## What to work on
Scan the data below for the string "Reaction". Copy every line where it appears.

###

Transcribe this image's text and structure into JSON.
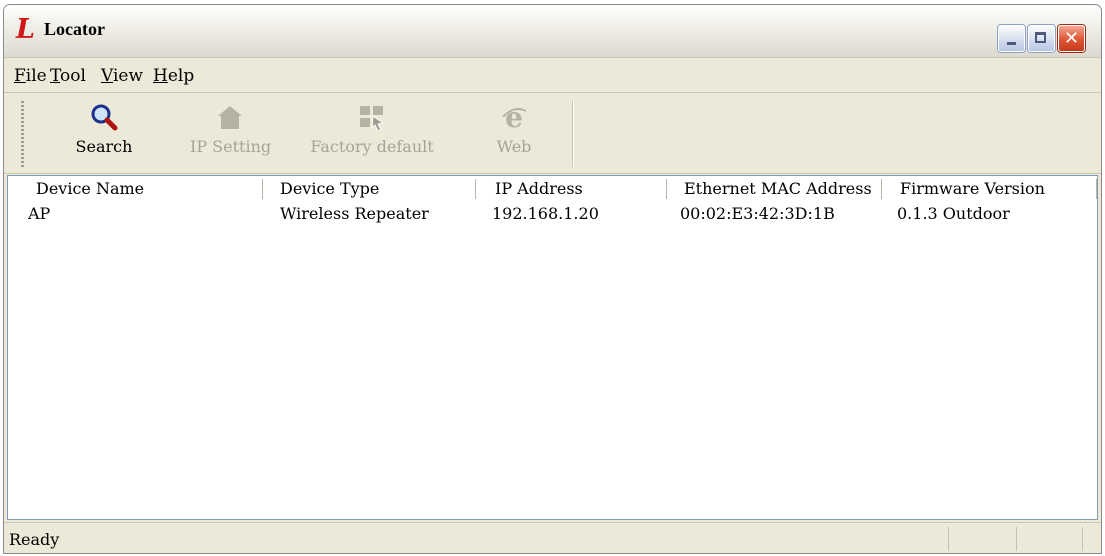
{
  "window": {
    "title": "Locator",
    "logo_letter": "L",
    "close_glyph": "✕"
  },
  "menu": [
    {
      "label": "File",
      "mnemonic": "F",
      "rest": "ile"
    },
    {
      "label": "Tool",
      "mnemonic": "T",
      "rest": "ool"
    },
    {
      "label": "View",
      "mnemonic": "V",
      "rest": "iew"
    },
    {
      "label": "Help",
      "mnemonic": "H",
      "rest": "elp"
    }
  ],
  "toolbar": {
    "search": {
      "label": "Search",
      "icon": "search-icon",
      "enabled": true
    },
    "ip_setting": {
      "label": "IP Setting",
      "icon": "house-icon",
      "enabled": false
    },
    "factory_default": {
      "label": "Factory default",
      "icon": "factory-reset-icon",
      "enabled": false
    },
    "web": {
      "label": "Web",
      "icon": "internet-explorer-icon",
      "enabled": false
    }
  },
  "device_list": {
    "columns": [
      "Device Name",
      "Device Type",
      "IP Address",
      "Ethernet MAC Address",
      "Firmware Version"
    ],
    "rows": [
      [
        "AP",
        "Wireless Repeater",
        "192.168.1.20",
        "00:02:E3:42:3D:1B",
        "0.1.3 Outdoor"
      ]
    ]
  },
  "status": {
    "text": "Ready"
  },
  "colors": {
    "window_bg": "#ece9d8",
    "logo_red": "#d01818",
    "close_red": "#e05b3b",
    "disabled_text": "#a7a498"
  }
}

###

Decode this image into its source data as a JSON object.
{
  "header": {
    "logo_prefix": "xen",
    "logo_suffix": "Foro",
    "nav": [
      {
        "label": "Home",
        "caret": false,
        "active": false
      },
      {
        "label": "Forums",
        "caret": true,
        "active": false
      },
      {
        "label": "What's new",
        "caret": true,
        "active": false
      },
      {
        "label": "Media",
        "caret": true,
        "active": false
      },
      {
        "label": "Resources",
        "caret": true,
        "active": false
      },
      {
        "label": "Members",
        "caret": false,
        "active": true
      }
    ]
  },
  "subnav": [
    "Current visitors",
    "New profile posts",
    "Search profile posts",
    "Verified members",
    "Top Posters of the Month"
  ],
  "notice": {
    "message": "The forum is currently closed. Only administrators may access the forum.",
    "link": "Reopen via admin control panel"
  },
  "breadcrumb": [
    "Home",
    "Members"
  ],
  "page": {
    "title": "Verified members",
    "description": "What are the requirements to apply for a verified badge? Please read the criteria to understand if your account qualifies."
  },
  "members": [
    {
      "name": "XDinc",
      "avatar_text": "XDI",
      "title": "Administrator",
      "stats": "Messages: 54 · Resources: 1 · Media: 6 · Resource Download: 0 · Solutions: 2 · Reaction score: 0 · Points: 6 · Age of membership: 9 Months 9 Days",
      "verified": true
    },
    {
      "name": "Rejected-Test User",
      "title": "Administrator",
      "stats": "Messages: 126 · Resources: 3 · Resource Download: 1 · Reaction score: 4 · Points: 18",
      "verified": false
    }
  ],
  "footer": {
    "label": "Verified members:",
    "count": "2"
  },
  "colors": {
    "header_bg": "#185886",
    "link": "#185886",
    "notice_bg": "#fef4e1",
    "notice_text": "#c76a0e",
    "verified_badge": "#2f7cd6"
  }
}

###

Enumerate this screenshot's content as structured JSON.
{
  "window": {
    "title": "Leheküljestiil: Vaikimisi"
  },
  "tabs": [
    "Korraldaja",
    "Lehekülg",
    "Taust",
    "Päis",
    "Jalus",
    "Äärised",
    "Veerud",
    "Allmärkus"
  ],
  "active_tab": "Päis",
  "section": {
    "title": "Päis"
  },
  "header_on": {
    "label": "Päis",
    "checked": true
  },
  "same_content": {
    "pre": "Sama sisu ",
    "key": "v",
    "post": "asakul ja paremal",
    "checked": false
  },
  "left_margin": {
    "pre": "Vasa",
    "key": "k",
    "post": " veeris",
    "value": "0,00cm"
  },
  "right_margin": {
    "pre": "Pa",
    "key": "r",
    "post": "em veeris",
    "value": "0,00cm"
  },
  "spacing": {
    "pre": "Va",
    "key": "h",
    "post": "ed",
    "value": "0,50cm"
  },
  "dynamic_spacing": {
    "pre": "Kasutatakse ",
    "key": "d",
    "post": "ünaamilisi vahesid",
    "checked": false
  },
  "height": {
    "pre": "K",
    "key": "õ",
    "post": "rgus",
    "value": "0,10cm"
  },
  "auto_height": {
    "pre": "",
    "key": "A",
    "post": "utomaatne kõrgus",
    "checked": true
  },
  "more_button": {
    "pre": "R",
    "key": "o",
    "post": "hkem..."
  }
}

###

## Solution to the exercise
      "stats": "Messages: 54 · Resources: 1 · Media: 6 · Resource Download: 0 · Solutions: 2 · Reaction score: 0 · Points: 6 · Age of membership: 9 Months 9 Days",
      "stats": "Messages: 126 · Resources: 3 · Resource Download: 1 · Reaction score: 4 · Points: 18",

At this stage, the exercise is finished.